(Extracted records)
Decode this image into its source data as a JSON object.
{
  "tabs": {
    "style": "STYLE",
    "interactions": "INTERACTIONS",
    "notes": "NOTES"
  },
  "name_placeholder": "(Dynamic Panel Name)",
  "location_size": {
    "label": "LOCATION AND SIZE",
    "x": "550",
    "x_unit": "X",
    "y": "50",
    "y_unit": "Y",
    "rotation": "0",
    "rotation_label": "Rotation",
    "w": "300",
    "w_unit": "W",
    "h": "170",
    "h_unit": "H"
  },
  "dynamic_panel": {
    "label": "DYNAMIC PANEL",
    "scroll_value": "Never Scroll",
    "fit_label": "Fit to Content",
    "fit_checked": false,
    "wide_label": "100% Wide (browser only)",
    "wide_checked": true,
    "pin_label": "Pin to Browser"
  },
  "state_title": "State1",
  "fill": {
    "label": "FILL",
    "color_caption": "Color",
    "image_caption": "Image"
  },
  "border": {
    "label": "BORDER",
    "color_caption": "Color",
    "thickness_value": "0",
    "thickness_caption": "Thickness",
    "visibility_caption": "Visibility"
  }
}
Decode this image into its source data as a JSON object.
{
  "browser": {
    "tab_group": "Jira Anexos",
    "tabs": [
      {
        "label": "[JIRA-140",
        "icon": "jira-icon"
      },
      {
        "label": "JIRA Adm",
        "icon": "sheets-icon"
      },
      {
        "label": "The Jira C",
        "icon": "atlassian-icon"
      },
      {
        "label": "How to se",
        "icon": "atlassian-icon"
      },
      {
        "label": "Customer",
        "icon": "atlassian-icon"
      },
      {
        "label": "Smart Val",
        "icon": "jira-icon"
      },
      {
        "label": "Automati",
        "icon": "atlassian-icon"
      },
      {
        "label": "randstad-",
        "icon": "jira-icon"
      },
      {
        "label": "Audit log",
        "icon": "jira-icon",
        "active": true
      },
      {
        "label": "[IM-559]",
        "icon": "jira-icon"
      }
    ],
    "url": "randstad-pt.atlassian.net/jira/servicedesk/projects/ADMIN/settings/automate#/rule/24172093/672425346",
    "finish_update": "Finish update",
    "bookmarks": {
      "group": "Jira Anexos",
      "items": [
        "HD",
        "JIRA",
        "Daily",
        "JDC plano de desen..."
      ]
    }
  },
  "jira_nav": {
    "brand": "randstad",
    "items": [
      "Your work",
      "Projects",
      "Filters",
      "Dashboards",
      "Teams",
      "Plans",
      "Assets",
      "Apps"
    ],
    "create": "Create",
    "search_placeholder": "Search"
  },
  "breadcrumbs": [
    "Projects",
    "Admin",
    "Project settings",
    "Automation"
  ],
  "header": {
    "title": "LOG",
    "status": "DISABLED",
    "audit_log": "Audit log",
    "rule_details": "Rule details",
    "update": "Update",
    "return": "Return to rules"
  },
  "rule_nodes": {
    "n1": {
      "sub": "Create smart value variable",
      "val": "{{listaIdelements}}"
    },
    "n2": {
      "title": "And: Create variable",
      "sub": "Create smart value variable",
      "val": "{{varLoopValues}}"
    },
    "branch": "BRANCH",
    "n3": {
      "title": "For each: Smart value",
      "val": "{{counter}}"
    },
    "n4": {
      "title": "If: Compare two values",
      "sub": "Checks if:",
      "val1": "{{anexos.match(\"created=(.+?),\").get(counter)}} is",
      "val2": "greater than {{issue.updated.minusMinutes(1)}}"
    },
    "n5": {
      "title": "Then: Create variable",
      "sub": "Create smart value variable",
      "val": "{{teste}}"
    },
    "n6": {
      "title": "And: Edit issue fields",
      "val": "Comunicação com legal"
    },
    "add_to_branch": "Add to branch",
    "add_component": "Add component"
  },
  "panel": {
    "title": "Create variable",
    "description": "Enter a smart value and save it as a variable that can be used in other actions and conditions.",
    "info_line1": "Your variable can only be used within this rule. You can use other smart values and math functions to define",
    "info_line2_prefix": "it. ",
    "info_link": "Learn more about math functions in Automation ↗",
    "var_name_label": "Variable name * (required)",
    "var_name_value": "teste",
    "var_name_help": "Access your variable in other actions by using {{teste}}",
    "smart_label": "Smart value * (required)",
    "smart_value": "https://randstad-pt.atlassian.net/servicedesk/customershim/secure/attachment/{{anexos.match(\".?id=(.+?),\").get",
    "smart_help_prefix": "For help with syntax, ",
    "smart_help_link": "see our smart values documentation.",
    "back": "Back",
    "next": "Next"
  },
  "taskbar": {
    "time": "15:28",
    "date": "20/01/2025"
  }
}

What the task requires:
All of the entries must be quoted exactly; please include each one.

Full response:
Decode this image into its source data as a JSON object.
{
  "tabs": {
    "style": "STYLE",
    "interactions": "INTERACTIONS",
    "notes": "NOTES"
  },
  "name_placeholder": "(Dynamic Panel Name)",
  "location_size": {
    "label": "LOCATION AND SIZE",
    "x": "550",
    "x_unit": "X",
    "y": "50",
    "y_unit": "Y",
    "rotation": "0",
    "rotation_label": "Rotation",
    "w": "300",
    "w_unit": "W",
    "h": "170",
    "h_unit": "H"
  },
  "dynamic_panel": {
    "label": "DYNAMIC PANEL",
    "scroll_value": "Never Scroll",
    "fit_label": "Fit to Content",
    "fit_checked": false,
    "wide_label": "100% Wide (browser only)",
    "wide_checked": true,
    "pin_label": "Pin to Browser"
  },
  "state_title": "State1",
  "fill": {
    "label": "FILL",
    "color_caption": "Color",
    "image_caption": "Image"
  },
  "border": {
    "label": "BORDER",
    "color_caption": "Color",
    "thickness_value": "0",
    "thickness_caption": "Thickness",
    "visibility_caption": "Visibility"
  }
}
Decode this image into its source data as a JSON object.
{
  "browser": {
    "tab_group": "Jira Anexos",
    "tabs": [
      {
        "label": "[JIRA-140",
        "icon": "jira-icon"
      },
      {
        "label": "JIRA Adm",
        "icon": "sheets-icon"
      },
      {
        "label": "The Jira C",
        "icon": "atlassian-icon"
      },
      {
        "label": "How to se",
        "icon": "atlassian-icon"
      },
      {
        "label": "Customer",
        "icon": "atlassian-icon"
      },
      {
        "label": "Smart Val",
        "icon": "jira-icon"
      },
      {
        "label": "Automati",
        "icon": "atlassian-icon"
      },
      {
        "label": "randstad-",
        "icon": "jira-icon"
      },
      {
        "label": "Audit log",
        "icon": "jira-icon",
        "active": true
      },
      {
        "label": "[IM-559]",
        "icon": "jira-icon"
      }
    ],
    "url": "randstad-pt.atlassian.net/jira/servicedesk/projects/ADMIN/settings/automate#/rule/24172093/672425346",
    "finish_update": "Finish update",
    "bookmarks": {
      "group": "Jira Anexos",
      "items": [
        "HD",
        "JIRA",
        "Daily",
        "JDC plano de desen..."
      ]
    }
  },
  "jira_nav": {
    "brand": "randstad",
    "items": [
      "Your work",
      "Projects",
      "Filters",
      "Dashboards",
      "Teams",
      "Plans",
      "Assets",
      "Apps"
    ],
    "create": "Create",
    "search_placeholder": "Search"
  },
  "breadcrumbs": [
    "Projects",
    "Admin",
    "Project settings",
    "Automation"
  ],
  "header": {
    "title": "LOG",
    "status": "DISABLED",
    "audit_log": "Audit log",
    "rule_details": "Rule details",
    "update": "Update",
    "return": "Return to rules"
  },
  "rule_nodes": {
    "n1": {
      "sub": "Create smart value variable",
      "val": "{{listaIdelements}}"
    },
    "n2": {
      "title": "And: Create variable",
      "sub": "Create smart value variable",
      "val": "{{varLoopValues}}"
    },
    "branch": "BRANCH",
    "n3": {
      "title": "For each: Smart value",
      "val": "{{counter}}"
    },
    "n4": {
      "title": "If: Compare two values",
      "sub": "Checks if:",
      "val1": "{{anexos.match(\"created=(.+?),\").get(counter)}} is",
      "val2": "greater than {{issue.updated.minusMinutes(1)}}"
    },
    "n5": {
      "title": "Then: Create variable",
      "sub": "Create smart value variable",
      "val": "{{teste}}"
    },
    "n6": {
      "title": "And: Edit issue fields",
      "val": "Comunicação com legal"
    },
    "add_to_branch": "Add to branch",
    "add_component": "Add component"
  },
  "panel": {
    "title": "Create variable",
    "description": "Enter a smart value and save it as a variable that can be used in other actions and conditions.",
    "info_line1": "Your variable can only be used within this rule. You can use other smart values and math functions to define",
    "info_line2_prefix": "it. ",
    "info_link": "Learn more about math functions in Automation ↗",
    "var_name_label": "Variable name * (required)",
    "var_name_value": "teste",
    "var_name_help": "Access your variable in other actions by using {{teste}}",
    "smart_label": "Smart value * (required)",
    "smart_value": "https://randstad-pt.atlassian.net/servicedesk/customershim/secure/attachment/{{anexos.match(\".?id=(.+?),\").get",
    "smart_help_prefix": "For help with syntax, ",
    "smart_help_link": "see our smart values documentation.",
    "back": "Back",
    "next": "Next"
  },
  "taskbar": {
    "time": "15:28",
    "date": "20/01/2025"
  }
}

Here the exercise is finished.